=== Records shown ===

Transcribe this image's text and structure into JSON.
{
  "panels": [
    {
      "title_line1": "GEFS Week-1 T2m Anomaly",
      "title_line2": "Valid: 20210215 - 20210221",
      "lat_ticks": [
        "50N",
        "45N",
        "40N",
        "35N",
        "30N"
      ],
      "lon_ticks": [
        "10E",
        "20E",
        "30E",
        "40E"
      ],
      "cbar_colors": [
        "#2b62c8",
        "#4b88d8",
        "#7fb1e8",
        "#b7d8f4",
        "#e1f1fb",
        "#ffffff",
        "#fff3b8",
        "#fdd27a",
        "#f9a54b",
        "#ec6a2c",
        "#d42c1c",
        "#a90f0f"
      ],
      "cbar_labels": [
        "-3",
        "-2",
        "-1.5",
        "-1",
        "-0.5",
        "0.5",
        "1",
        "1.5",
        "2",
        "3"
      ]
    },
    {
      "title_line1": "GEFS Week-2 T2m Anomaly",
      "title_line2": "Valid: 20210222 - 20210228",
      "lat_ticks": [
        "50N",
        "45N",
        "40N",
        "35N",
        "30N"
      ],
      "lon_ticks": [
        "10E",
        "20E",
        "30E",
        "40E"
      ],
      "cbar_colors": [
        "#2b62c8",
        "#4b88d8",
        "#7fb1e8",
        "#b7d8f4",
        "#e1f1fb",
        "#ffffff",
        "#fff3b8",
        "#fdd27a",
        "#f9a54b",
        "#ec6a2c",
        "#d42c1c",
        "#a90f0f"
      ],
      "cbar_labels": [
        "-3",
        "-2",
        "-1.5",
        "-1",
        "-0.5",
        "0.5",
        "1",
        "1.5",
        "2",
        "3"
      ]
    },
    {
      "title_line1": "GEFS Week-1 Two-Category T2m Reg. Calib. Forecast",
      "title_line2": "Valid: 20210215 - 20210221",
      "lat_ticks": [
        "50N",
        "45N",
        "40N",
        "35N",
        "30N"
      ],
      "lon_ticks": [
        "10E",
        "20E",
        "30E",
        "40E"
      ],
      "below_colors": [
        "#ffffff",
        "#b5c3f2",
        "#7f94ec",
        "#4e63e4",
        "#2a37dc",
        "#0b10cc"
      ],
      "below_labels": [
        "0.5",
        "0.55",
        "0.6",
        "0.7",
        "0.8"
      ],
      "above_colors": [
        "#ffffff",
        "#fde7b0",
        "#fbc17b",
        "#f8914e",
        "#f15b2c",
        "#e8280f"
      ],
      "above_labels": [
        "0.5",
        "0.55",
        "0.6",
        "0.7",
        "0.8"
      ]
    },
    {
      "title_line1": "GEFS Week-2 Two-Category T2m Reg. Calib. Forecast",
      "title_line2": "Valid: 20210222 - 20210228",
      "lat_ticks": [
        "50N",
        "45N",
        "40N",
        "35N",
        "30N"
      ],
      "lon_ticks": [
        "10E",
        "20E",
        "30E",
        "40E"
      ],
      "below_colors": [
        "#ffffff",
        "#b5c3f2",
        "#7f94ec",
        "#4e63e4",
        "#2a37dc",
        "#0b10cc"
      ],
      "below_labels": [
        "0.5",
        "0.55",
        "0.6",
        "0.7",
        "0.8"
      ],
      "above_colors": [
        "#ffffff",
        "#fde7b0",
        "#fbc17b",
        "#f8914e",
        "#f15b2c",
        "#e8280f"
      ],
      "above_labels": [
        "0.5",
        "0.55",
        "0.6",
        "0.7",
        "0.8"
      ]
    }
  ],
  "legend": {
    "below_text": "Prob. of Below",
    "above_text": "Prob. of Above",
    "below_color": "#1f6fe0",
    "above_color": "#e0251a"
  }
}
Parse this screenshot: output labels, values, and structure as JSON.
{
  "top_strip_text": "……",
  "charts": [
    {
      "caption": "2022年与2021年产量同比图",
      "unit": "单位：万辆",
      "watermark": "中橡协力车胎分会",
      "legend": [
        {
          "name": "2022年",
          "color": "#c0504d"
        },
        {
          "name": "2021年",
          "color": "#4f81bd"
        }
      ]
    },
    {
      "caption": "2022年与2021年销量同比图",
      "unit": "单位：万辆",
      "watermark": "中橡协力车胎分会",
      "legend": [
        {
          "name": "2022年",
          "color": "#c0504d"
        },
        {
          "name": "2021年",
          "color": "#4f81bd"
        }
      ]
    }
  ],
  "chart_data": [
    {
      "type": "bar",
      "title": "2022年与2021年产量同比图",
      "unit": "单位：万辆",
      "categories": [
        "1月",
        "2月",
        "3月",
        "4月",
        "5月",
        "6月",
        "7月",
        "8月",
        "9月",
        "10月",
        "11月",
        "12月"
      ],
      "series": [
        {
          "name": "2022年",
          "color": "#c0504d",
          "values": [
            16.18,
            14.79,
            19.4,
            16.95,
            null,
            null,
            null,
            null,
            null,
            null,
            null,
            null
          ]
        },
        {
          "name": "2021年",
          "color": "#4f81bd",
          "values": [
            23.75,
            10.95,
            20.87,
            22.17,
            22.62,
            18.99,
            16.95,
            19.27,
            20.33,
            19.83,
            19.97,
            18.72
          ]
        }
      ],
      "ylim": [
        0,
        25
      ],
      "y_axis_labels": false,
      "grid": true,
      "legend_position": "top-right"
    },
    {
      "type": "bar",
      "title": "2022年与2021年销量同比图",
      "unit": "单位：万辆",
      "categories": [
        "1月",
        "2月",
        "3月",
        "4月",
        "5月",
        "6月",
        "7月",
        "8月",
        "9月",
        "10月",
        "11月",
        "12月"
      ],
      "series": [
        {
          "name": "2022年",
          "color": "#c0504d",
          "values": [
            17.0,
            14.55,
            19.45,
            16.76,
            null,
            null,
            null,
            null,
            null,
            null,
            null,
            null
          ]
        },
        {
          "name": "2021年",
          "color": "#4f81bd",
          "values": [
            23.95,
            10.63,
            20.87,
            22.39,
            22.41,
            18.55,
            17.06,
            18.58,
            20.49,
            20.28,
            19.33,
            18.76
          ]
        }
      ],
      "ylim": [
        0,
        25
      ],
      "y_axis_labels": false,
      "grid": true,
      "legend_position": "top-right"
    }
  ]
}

---

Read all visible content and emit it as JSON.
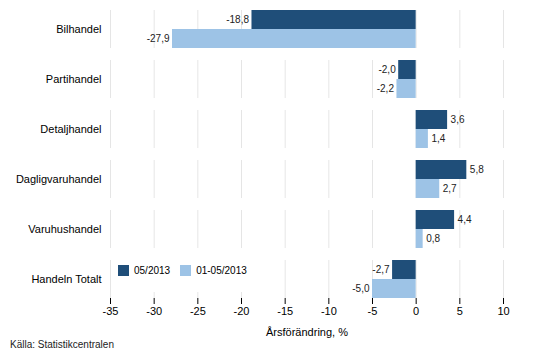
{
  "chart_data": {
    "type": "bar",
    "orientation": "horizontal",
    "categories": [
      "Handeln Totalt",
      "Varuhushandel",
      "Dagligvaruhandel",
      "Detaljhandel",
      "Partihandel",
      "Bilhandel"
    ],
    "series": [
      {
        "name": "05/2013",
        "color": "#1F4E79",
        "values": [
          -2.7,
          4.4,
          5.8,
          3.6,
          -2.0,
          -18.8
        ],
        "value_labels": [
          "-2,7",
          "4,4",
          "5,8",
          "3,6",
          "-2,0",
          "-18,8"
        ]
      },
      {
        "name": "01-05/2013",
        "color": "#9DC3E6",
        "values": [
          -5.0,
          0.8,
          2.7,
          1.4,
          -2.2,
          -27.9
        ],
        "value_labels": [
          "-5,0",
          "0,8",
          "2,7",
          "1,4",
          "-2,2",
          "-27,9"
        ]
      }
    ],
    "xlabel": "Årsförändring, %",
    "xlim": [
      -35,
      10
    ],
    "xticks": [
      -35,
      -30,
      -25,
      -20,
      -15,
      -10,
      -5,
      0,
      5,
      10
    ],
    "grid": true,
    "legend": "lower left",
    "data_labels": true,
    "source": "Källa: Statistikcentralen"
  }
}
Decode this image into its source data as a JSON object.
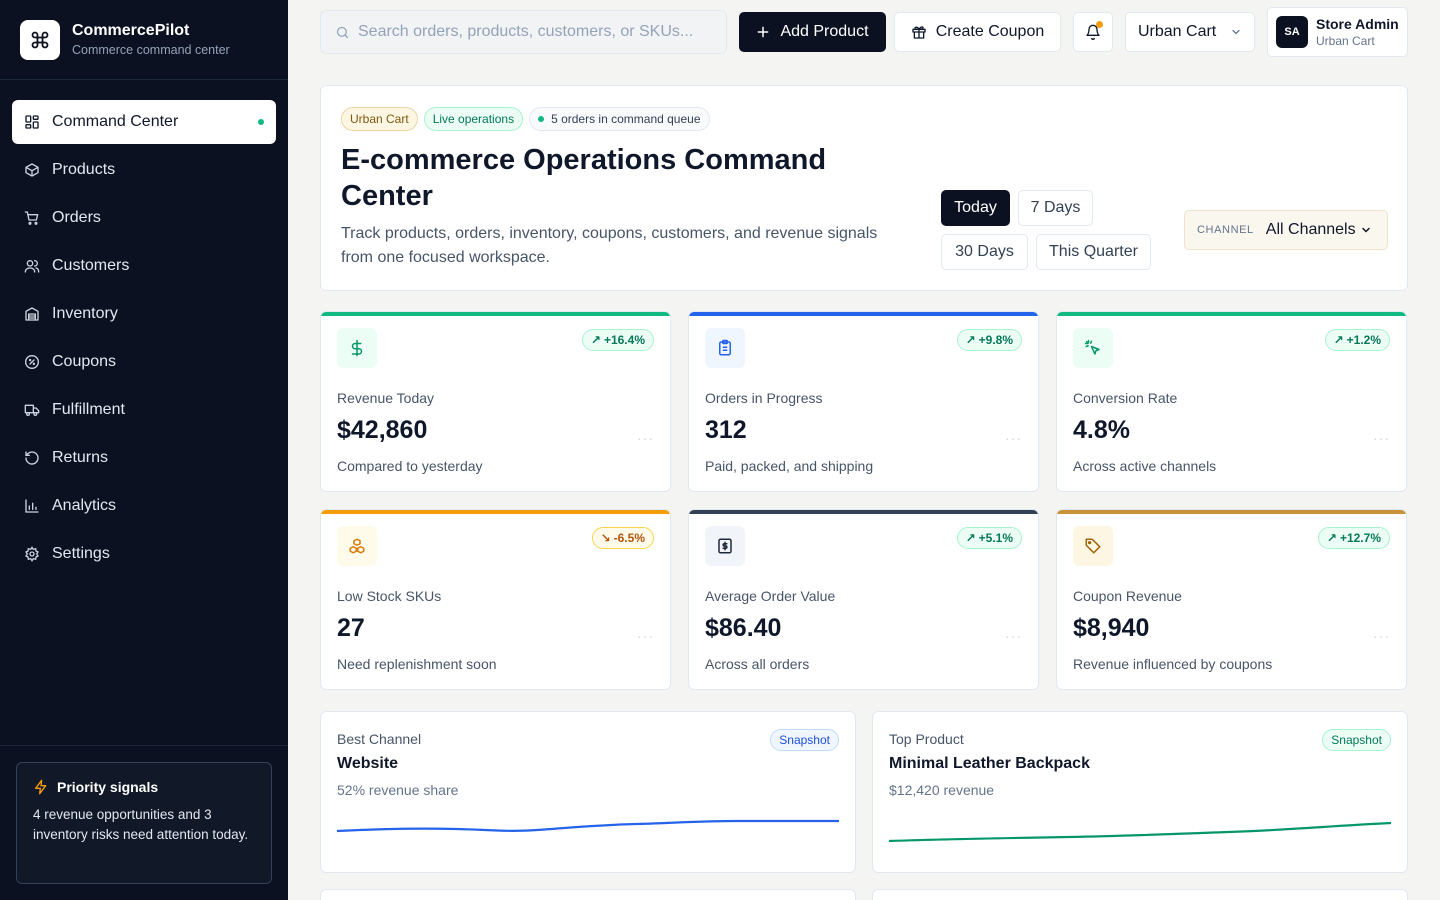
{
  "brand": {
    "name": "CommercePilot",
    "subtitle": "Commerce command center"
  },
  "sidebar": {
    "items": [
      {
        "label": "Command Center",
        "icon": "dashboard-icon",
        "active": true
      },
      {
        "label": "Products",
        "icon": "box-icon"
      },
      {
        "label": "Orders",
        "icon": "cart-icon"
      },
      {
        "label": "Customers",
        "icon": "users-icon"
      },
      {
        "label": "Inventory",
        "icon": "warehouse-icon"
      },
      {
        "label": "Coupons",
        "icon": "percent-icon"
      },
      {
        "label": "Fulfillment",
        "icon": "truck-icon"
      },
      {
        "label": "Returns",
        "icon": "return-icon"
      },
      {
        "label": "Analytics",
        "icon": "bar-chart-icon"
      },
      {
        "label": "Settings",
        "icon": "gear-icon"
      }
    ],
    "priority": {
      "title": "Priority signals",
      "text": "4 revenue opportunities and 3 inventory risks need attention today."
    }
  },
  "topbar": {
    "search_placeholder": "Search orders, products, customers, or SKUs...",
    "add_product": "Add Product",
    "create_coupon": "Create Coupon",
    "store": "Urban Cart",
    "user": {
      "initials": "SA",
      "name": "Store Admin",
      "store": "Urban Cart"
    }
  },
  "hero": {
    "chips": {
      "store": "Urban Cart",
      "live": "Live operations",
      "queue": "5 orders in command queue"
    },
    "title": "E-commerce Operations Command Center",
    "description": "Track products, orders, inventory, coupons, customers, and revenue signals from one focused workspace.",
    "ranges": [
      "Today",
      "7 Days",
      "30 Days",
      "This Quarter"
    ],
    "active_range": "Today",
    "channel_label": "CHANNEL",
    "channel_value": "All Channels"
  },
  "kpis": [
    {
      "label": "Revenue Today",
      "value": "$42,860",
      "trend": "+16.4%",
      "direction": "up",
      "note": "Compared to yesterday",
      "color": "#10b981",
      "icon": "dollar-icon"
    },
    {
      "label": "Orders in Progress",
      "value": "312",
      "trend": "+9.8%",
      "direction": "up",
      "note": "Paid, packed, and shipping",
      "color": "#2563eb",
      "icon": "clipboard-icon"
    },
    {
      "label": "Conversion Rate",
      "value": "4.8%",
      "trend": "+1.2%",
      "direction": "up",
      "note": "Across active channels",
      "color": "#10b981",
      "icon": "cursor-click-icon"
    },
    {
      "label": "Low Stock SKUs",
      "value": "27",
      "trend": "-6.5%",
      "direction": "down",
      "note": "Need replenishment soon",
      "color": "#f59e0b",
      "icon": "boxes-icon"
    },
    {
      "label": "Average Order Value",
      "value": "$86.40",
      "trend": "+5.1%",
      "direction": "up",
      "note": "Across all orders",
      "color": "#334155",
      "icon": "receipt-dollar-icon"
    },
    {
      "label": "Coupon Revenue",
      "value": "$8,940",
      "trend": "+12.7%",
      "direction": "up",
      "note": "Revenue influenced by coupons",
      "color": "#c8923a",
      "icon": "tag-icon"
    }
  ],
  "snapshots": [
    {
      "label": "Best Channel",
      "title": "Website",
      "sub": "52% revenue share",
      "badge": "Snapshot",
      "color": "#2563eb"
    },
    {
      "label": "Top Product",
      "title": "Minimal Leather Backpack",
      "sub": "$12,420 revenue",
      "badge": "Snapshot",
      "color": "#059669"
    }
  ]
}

---

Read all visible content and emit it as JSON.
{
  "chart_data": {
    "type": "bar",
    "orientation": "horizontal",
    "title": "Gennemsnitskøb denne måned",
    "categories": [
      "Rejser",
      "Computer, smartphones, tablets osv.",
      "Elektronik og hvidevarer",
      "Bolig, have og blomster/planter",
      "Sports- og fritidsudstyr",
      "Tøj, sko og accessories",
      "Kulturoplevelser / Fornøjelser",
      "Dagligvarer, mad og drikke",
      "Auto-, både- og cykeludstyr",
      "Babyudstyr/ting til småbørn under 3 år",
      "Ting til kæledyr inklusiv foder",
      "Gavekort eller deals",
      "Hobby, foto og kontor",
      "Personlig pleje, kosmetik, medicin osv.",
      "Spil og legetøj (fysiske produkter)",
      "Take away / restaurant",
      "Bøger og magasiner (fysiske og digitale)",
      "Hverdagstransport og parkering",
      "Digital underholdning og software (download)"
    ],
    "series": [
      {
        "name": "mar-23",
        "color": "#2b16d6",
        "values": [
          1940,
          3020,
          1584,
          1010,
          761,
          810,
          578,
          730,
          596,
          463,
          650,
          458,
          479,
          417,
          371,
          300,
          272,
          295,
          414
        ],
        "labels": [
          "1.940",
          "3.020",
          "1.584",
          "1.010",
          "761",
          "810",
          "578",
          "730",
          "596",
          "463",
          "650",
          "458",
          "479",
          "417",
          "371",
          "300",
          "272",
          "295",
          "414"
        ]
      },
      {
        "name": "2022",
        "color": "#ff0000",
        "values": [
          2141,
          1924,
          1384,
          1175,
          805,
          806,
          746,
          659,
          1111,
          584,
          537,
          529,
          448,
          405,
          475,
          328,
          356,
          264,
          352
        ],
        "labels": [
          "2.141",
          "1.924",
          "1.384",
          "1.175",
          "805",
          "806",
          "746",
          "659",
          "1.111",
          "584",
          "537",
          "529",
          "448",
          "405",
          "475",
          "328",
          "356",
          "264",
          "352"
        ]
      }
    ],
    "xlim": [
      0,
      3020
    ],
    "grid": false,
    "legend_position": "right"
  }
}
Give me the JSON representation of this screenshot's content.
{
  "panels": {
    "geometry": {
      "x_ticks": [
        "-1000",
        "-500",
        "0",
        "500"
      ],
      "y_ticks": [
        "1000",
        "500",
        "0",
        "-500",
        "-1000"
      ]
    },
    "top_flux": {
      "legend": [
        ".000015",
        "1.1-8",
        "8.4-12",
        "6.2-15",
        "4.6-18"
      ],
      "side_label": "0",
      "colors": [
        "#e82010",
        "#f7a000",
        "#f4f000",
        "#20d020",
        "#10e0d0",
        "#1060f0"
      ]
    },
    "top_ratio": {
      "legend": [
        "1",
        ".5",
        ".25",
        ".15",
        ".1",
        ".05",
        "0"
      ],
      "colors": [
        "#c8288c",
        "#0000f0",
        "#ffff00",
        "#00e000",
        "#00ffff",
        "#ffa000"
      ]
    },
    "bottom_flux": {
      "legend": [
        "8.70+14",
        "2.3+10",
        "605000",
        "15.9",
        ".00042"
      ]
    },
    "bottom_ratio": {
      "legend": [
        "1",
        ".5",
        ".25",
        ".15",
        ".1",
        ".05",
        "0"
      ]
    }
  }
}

=== Requirements ===
Identify each line in the records above that contains the word "caption", and copy it out in full.

=== Output of the exercise ===
      "caption": "2022年与2021年产量同比图",
      "caption": "2022年与2021年销量同比图",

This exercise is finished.